REQUIREMENTS: Extract all lines containing "them".

LISTING:
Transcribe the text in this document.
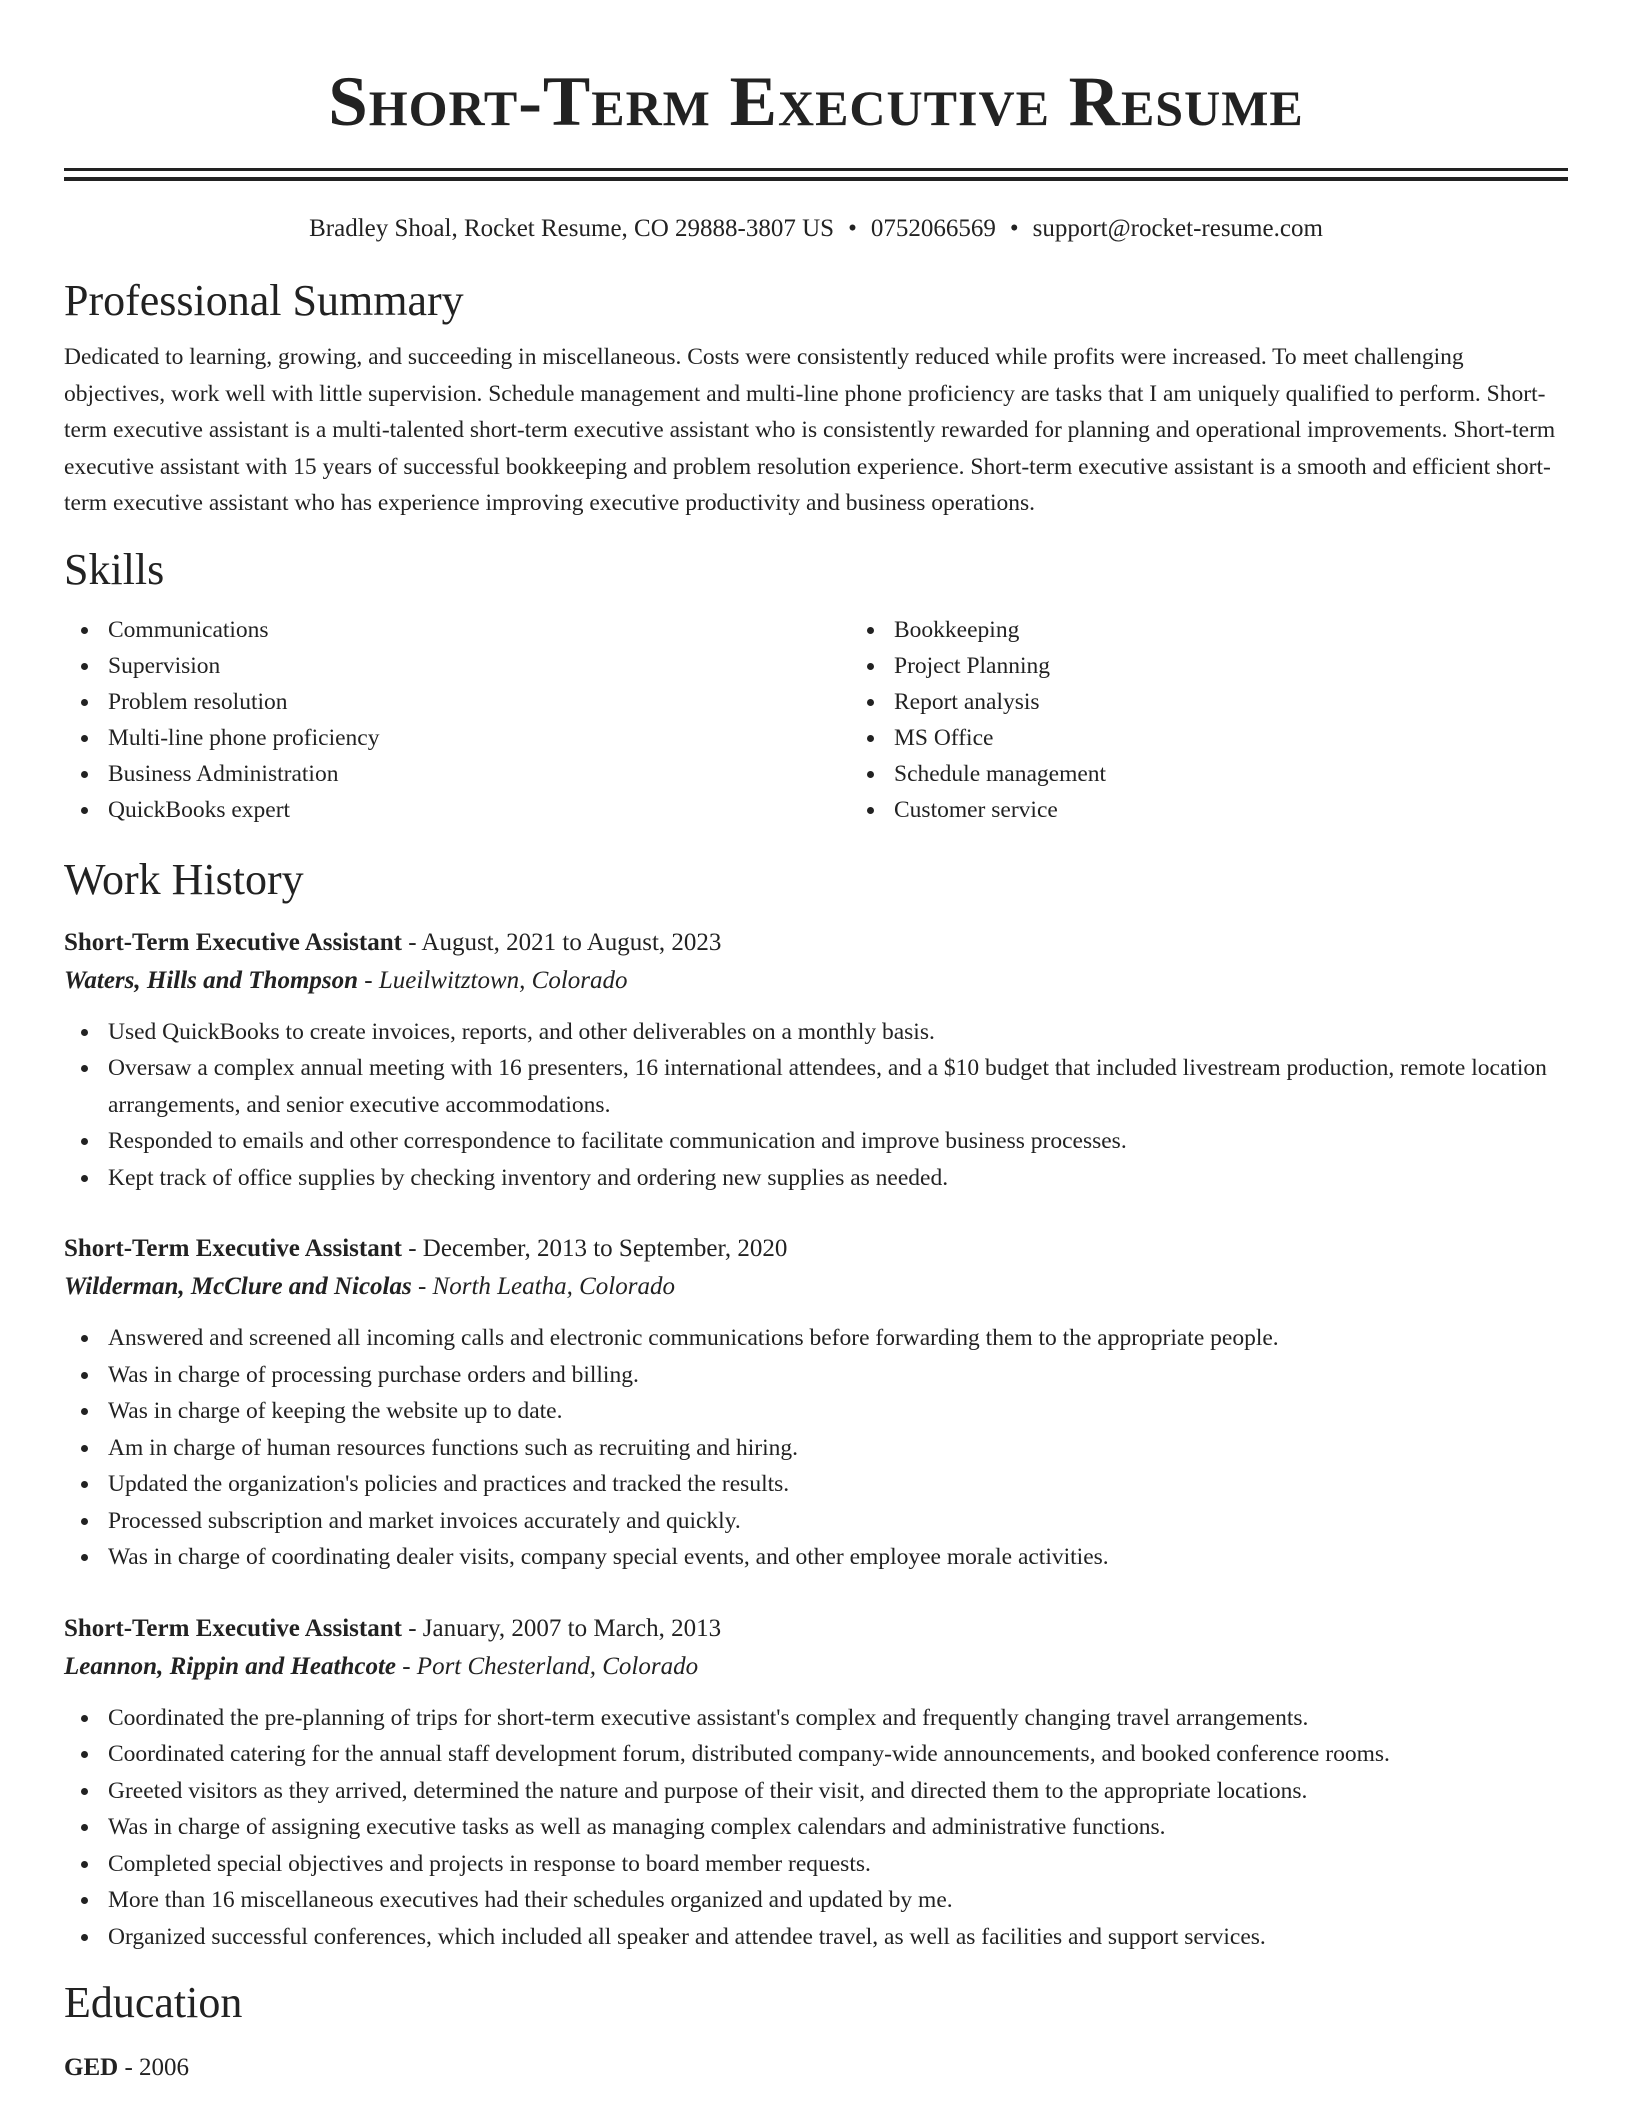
Short-Term Executive Resume
Bradley Shoal, Rocket Resume, CO 29888-3807 US • 0752066569 • support@rocket-resume.com
Professional Summary
Dedicated to learning, growing, and succeeding in miscellaneous. Costs were consistently reduced while profits were increased. To meet challenging objectives, work well with little supervision. Schedule management and multi-line phone proficiency are tasks that I am uniquely qualified to perform. Short-term executive assistant is a multi-talented short-term executive assistant who is consistently rewarded for planning and operational improvements. Short-term executive assistant with 15 years of successful bookkeeping and problem resolution experience. Short-term executive assistant is a smooth and efficient short-term executive assistant who has experience improving executive productivity and business operations.
Skills
Communications
Supervision
Problem resolution
Multi-line phone proficiency
Business Administration
QuickBooks expert
Bookkeeping
Project Planning
Report analysis
MS Office
Schedule management
Customer service
Work History
Short-Term Executive Assistant - August, 2021 to August, 2023
Waters, Hills and Thompson - Lueilwitztown, Colorado
Used QuickBooks to create invoices, reports, and other deliverables on a monthly basis.
Oversaw a complex annual meeting with 16 presenters, 16 international attendees, and a $10 budget that included livestream production, remote location arrangements, and senior executive accommodations.
Responded to emails and other correspondence to facilitate communication and improve business processes.
Kept track of office supplies by checking inventory and ordering new supplies as needed.
Short-Term Executive Assistant - December, 2013 to September, 2020
Wilderman, McClure and Nicolas - North Leatha, Colorado
Answered and screened all incoming calls and electronic communications before forwarding them to the appropriate people.
Was in charge of processing purchase orders and billing.
Was in charge of keeping the website up to date.
Am in charge of human resources functions such as recruiting and hiring.
Updated the organization's policies and practices and tracked the results.
Processed subscription and market invoices accurately and quickly.
Was in charge of coordinating dealer visits, company special events, and other employee morale activities.
Short-Term Executive Assistant - January, 2007 to March, 2013
Leannon, Rippin and Heathcote - Port Chesterland, Colorado
Coordinated the pre-planning of trips for short-term executive assistant's complex and frequently changing travel arrangements.
Coordinated catering for the annual staff development forum, distributed company-wide announcements, and booked conference rooms.
Greeted visitors as they arrived, determined the nature and purpose of their visit, and directed them to the appropriate locations.
Was in charge of assigning executive tasks as well as managing complex calendars and administrative functions.
Completed special objectives and projects in response to board member requests.
More than 16 miscellaneous executives had their schedules organized and updated by me.
Organized successful conferences, which included all speaker and attendee travel, as well as facilities and support services.
Education
GED - 2006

REPLY TO THE EXERCISE:
Answered and screened all incoming calls and electronic communications before forwarding them to the appropriate people.
Greeted visitors as they arrived, determined the nature and purpose of their visit, and directed them to the appropriate locations.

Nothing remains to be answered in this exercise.